[The records start]
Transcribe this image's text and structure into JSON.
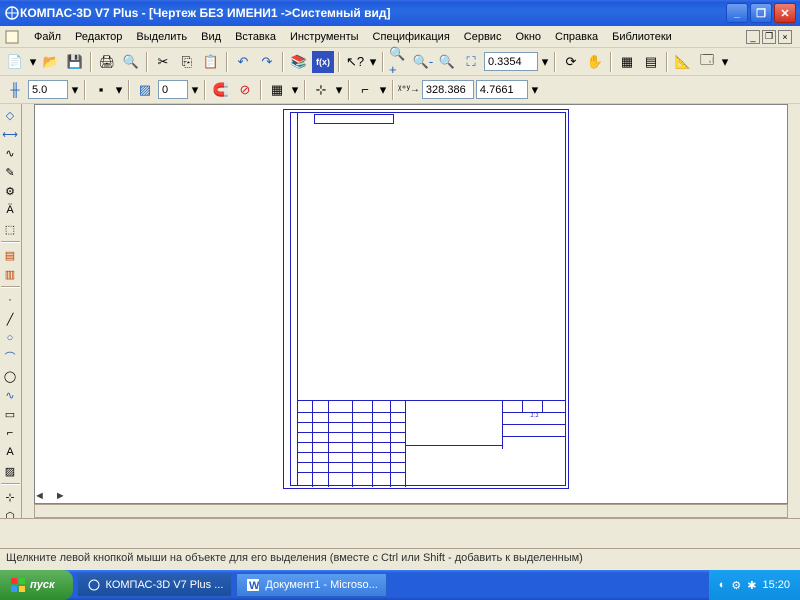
{
  "title": "КОМПАС-3D V7 Plus - [Чертеж БЕЗ ИМЕНИ1 ->Системный вид]",
  "menu": {
    "file": "Файл",
    "edit": "Редактор",
    "select": "Выделить",
    "view": "Вид",
    "insert": "Вставка",
    "tools": "Инструменты",
    "spec": "Спецификация",
    "service": "Сервис",
    "window": "Окно",
    "help": "Справка",
    "libs": "Библиотеки"
  },
  "tb2": {
    "zoom": "0.3354"
  },
  "tb3": {
    "val1": "5.0",
    "val2": "0",
    "x": "328.386",
    "y": "4.7661"
  },
  "status": "Щелкните левой кнопкой мыши на объекте для его выделения (вместе с Ctrl или Shift - добавить к выделенным)",
  "paging": {
    "prev": "◄",
    "next": "►"
  },
  "start": "пуск",
  "task1": "КОМПАС-3D V7 Plus ...",
  "task2": "Документ1 - Microso...",
  "clock": "15:20"
}
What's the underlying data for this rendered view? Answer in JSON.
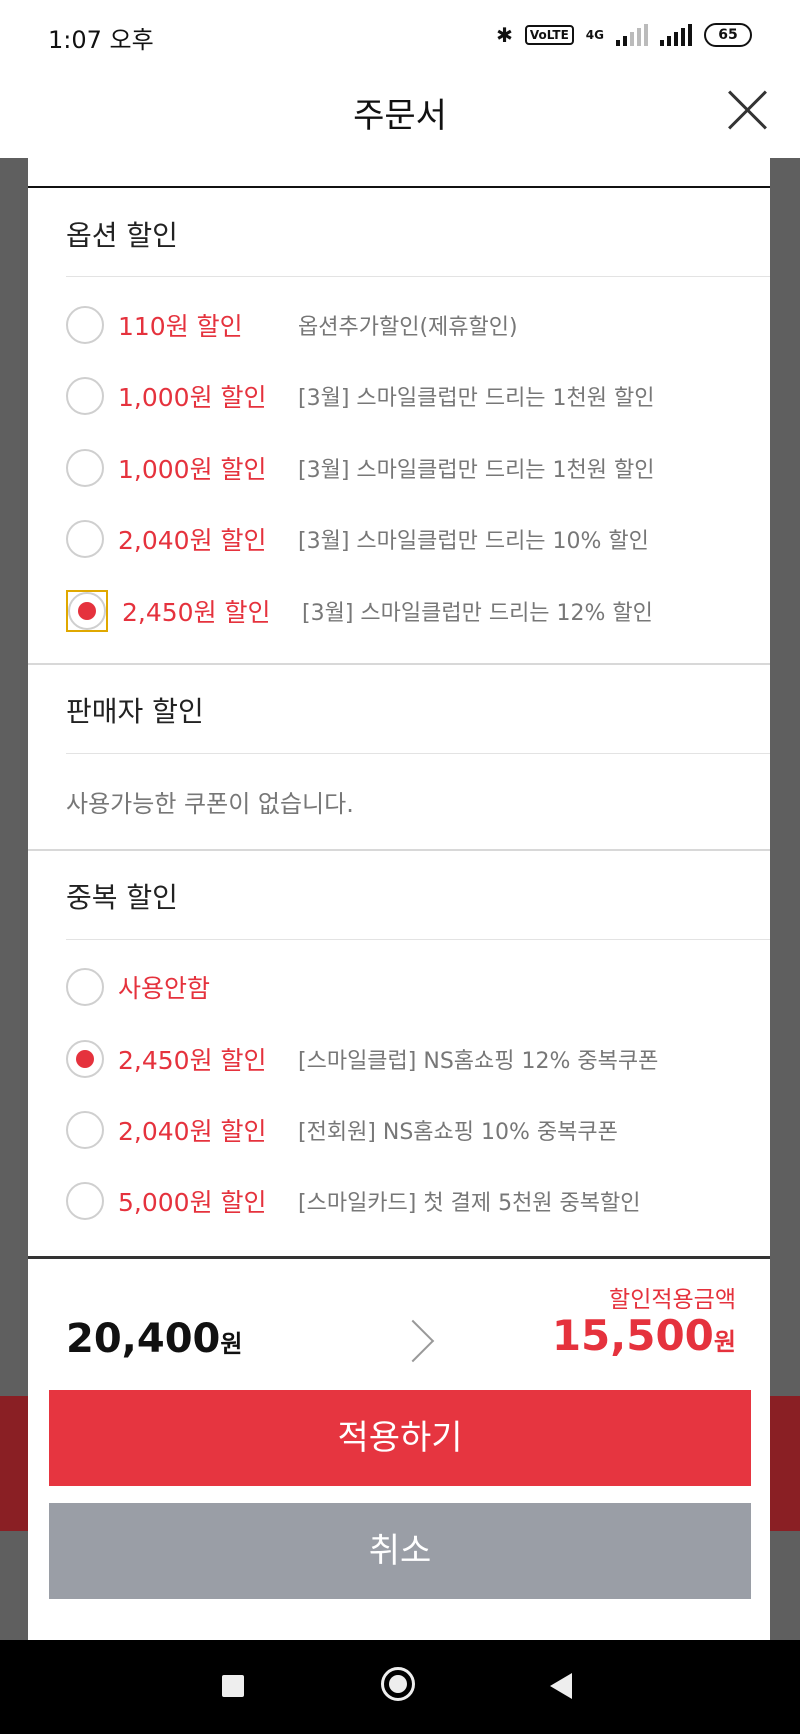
{
  "status_bar": {
    "time": "1:07 오후",
    "network": "4G",
    "volte": "VoLTE",
    "battery": "65"
  },
  "header": {
    "title": "주문서"
  },
  "option_discount": {
    "title": "옵션 할인",
    "items": [
      {
        "amount": "110원 할인",
        "desc": "옵션추가할인(제휴할인)",
        "selected": false
      },
      {
        "amount": "1,000원 할인",
        "desc": "[3월] 스마일클럽만 드리는 1천원 할인",
        "selected": false
      },
      {
        "amount": "1,000원 할인",
        "desc": "[3월] 스마일클럽만 드리는 1천원 할인",
        "selected": false
      },
      {
        "amount": "2,040원 할인",
        "desc": "[3월] 스마일클럽만 드리는 10% 할인",
        "selected": false
      },
      {
        "amount": "2,450원 할인",
        "desc": "[3월] 스마일클럽만 드리는 12% 할인",
        "selected": true
      }
    ]
  },
  "seller_discount": {
    "title": "판매자 할인",
    "empty_text": "사용가능한 쿠폰이 없습니다."
  },
  "duplicate_discount": {
    "title": "중복 할인",
    "items": [
      {
        "amount": "사용안함",
        "desc": "",
        "selected": false
      },
      {
        "amount": "2,450원 할인",
        "desc": "[스마일클럽] NS홈쇼핑 12% 중복쿠폰",
        "selected": true
      },
      {
        "amount": "2,040원 할인",
        "desc": "[전회원] NS홈쇼핑 10% 중복쿠폰",
        "selected": false
      },
      {
        "amount": "5,000원 할인",
        "desc": "[스마일카드] 첫 결제 5천원 중복할인",
        "selected": false
      }
    ]
  },
  "summary": {
    "original_price": "20,400",
    "discounted_label": "할인적용금액",
    "discounted_price": "15,500",
    "currency_unit": "원"
  },
  "buttons": {
    "apply": "적용하기",
    "cancel": "취소"
  },
  "colors": {
    "accent": "#e63540",
    "cancel_gray": "#9a9ea6"
  }
}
[The records end]
== Set exercise ==
Select, from the listing, all lines that include the word "title".

== Exercise output ==
  "title": "КОМПАС-3D V7 Plus - [Чертеж БЕЗ ИМЕНИ1 ->Системный вид]",
    "title": "주문서"
    "title": "옵션 할인",
    "title": "판매자 할인",
    "title": "중복 할인",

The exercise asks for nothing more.